The task:
Please quote the material exactly, every line of it.
--- Start Data rows ---
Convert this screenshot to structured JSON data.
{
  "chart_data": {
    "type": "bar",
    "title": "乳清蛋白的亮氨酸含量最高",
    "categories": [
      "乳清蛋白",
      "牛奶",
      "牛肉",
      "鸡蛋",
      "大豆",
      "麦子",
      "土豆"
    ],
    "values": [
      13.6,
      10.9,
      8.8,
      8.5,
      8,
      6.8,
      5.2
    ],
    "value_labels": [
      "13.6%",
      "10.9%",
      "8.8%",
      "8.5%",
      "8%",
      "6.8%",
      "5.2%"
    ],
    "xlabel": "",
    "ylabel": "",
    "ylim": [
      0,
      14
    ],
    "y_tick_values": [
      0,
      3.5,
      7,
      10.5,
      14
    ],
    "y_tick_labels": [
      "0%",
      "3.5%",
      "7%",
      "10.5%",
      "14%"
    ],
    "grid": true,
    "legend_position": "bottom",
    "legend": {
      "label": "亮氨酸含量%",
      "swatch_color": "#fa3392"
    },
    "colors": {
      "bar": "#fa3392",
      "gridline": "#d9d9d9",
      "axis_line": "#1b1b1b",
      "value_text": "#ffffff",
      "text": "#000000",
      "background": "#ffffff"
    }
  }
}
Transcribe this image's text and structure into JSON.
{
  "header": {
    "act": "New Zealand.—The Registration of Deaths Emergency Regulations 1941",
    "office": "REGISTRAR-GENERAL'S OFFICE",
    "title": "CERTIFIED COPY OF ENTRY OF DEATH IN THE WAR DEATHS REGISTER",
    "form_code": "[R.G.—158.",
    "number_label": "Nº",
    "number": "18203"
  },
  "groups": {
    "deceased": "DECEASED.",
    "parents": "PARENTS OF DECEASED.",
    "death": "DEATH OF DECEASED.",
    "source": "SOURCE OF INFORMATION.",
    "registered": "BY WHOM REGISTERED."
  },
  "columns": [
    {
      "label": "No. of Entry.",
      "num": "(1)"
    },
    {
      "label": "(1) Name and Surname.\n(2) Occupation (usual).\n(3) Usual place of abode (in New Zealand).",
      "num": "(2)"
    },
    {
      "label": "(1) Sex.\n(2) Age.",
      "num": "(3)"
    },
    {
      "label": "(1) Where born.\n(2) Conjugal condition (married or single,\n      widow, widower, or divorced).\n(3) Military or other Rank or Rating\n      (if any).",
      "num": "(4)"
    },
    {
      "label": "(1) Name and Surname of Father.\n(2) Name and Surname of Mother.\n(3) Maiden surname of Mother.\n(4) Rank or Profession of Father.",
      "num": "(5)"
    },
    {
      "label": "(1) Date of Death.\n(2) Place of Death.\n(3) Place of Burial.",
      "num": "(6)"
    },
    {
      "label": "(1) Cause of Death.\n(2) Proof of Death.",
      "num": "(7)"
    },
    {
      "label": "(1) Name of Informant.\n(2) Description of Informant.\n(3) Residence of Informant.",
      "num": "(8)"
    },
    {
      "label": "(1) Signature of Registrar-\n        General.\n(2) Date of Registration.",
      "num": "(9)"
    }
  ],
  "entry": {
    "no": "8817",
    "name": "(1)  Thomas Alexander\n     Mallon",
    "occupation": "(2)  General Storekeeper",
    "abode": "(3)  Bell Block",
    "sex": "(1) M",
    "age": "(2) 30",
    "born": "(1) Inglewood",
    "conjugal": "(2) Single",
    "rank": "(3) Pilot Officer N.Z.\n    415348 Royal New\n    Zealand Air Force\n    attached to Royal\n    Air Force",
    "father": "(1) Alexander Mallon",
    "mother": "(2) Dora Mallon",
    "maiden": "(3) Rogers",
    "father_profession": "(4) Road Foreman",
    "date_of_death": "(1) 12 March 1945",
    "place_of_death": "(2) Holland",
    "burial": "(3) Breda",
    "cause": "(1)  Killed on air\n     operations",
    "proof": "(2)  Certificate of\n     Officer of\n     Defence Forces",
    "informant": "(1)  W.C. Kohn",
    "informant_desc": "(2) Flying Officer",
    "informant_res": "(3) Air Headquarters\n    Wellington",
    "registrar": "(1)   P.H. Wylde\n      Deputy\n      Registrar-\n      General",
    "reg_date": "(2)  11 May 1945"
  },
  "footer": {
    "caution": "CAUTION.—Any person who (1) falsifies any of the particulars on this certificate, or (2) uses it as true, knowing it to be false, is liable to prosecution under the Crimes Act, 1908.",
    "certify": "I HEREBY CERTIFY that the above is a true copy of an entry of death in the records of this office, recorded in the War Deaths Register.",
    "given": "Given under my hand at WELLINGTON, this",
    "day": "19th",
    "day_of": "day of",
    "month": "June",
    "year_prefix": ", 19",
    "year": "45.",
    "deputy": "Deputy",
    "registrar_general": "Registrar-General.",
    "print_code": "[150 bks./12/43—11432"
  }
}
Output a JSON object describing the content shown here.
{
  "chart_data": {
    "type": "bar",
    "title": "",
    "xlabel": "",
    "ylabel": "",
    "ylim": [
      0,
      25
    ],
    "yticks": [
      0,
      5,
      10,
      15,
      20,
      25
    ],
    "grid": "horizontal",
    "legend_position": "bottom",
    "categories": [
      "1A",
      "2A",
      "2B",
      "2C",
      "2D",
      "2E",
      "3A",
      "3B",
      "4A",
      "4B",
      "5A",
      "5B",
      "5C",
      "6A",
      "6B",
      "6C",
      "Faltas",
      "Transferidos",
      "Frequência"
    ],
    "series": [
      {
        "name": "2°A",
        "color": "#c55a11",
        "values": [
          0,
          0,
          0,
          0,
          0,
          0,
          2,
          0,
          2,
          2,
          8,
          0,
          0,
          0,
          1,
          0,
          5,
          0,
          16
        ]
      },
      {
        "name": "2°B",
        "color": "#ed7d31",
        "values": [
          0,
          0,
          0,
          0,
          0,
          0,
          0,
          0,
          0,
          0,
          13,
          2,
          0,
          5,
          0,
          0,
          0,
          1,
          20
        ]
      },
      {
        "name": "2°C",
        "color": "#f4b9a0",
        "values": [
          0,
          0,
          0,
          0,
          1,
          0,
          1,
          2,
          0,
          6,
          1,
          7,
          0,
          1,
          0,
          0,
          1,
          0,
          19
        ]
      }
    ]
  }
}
--- End Data rows ---
Reply to the task:
Convert this screenshot to structured JSON data.
{
  "chart_data": {
    "type": "bar",
    "title": "乳清蛋白的亮氨酸含量最高",
    "categories": [
      "乳清蛋白",
      "牛奶",
      "牛肉",
      "鸡蛋",
      "大豆",
      "麦子",
      "土豆"
    ],
    "values": [
      13.6,
      10.9,
      8.8,
      8.5,
      8,
      6.8,
      5.2
    ],
    "value_labels": [
      "13.6%",
      "10.9%",
      "8.8%",
      "8.5%",
      "8%",
      "6.8%",
      "5.2%"
    ],
    "xlabel": "",
    "ylabel": "",
    "ylim": [
      0,
      14
    ],
    "y_tick_values": [
      0,
      3.5,
      7,
      10.5,
      14
    ],
    "y_tick_labels": [
      "0%",
      "3.5%",
      "7%",
      "10.5%",
      "14%"
    ],
    "grid": true,
    "legend_position": "bottom",
    "legend": {
      "label": "亮氨酸含量%",
      "swatch_color": "#fa3392"
    },
    "colors": {
      "bar": "#fa3392",
      "gridline": "#d9d9d9",
      "axis_line": "#1b1b1b",
      "value_text": "#ffffff",
      "text": "#000000",
      "background": "#ffffff"
    }
  }
}
Transcribe this image's text and structure into JSON.
{
  "header": {
    "act": "New Zealand.—The Registration of Deaths Emergency Regulations 1941",
    "office": "REGISTRAR-GENERAL'S OFFICE",
    "title": "CERTIFIED COPY OF ENTRY OF DEATH IN THE WAR DEATHS REGISTER",
    "form_code": "[R.G.—158.",
    "number_label": "Nº",
    "number": "18203"
  },
  "groups": {
    "deceased": "DECEASED.",
    "parents": "PARENTS OF DECEASED.",
    "death": "DEATH OF DECEASED.",
    "source": "SOURCE OF INFORMATION.",
    "registered": "BY WHOM REGISTERED."
  },
  "columns": [
    {
      "label": "No. of Entry.",
      "num": "(1)"
    },
    {
      "label": "(1) Name and Surname.\n(2) Occupation (usual).\n(3) Usual place of abode (in New Zealand).",
      "num": "(2)"
    },
    {
      "label": "(1) Sex.\n(2) Age.",
      "num": "(3)"
    },
    {
      "label": "(1) Where born.\n(2) Conjugal condition (married or single,\n      widow, widower, or divorced).\n(3) Military or other Rank or Rating\n      (if any).",
      "num": "(4)"
    },
    {
      "label": "(1) Name and Surname of Father.\n(2) Name and Surname of Mother.\n(3) Maiden surname of Mother.\n(4) Rank or Profession of Father.",
      "num": "(5)"
    },
    {
      "label": "(1) Date of Death.\n(2) Place of Death.\n(3) Place of Burial.",
      "num": "(6)"
    },
    {
      "label": "(1) Cause of Death.\n(2) Proof of Death.",
      "num": "(7)"
    },
    {
      "label": "(1) Name of Informant.\n(2) Description of Informant.\n(3) Residence of Informant.",
      "num": "(8)"
    },
    {
      "label": "(1) Signature of Registrar-\n        General.\n(2) Date of Registration.",
      "num": "(9)"
    }
  ],
  "entry": {
    "no": "8817",
    "name": "(1)  Thomas Alexander\n     Mallon",
    "occupation": "(2)  General Storekeeper",
    "abode": "(3)  Bell Block",
    "sex": "(1) M",
    "age": "(2) 30",
    "born": "(1) Inglewood",
    "conjugal": "(2) Single",
    "rank": "(3) Pilot Officer N.Z.\n    415348 Royal New\n    Zealand Air Force\n    attached to Royal\n    Air Force",
    "father": "(1) Alexander Mallon",
    "mother": "(2) Dora Mallon",
    "maiden": "(3) Rogers",
    "father_profession": "(4) Road Foreman",
    "date_of_death": "(1) 12 March 1945",
    "place_of_death": "(2) Holland",
    "burial": "(3) Breda",
    "cause": "(1)  Killed on air\n     operations",
    "proof": "(2)  Certificate of\n     Officer of\n     Defence Forces",
    "informant": "(1)  W.C. Kohn",
    "informant_desc": "(2) Flying Officer",
    "informant_res": "(3) Air Headquarters\n    Wellington",
    "registrar": "(1)   P.H. Wylde\n      Deputy\n      Registrar-\n      General",
    "reg_date": "(2)  11 May 1945"
  },
  "footer": {
    "caution": "CAUTION.—Any person who (1) falsifies any of the particulars on this certificate, or (2) uses it as true, knowing it to be false, is liable to prosecution under the Crimes Act, 1908.",
    "certify": "I HEREBY CERTIFY that the above is a true copy of an entry of death in the records of this office, recorded in the War Deaths Register.",
    "given": "Given under my hand at WELLINGTON, this",
    "day": "19th",
    "day_of": "day of",
    "month": "June",
    "year_prefix": ", 19",
    "year": "45.",
    "deputy": "Deputy",
    "registrar_general": "Registrar-General.",
    "print_code": "[150 bks./12/43—11432"
  }
}
Output a JSON object describing the content shown here.
{
  "chart_data": {
    "type": "bar",
    "title": "",
    "xlabel": "",
    "ylabel": "",
    "ylim": [
      0,
      25
    ],
    "yticks": [
      0,
      5,
      10,
      15,
      20,
      25
    ],
    "grid": "horizontal",
    "legend_position": "bottom",
    "categories": [
      "1A",
      "2A",
      "2B",
      "2C",
      "2D",
      "2E",
      "3A",
      "3B",
      "4A",
      "4B",
      "5A",
      "5B",
      "5C",
      "6A",
      "6B",
      "6C",
      "Faltas",
      "Transferidos",
      "Frequência"
    ],
    "series": [
      {
        "name": "2°A",
        "color": "#c55a11",
        "values": [
          0,
          0,
          0,
          0,
          0,
          0,
          2,
          0,
          2,
          2,
          8,
          0,
          0,
          0,
          1,
          0,
          5,
          0,
          16
        ]
      },
      {
        "name": "2°B",
        "color": "#ed7d31",
        "values": [
          0,
          0,
          0,
          0,
          0,
          0,
          0,
          0,
          0,
          0,
          13,
          2,
          0,
          5,
          0,
          0,
          0,
          1,
          20
        ]
      },
      {
        "name": "2°C",
        "color": "#f4b9a0",
        "values": [
          0,
          0,
          0,
          0,
          1,
          0,
          1,
          2,
          0,
          6,
          1,
          7,
          0,
          1,
          0,
          0,
          1,
          0,
          19
        ]
      }
    ]
  }
}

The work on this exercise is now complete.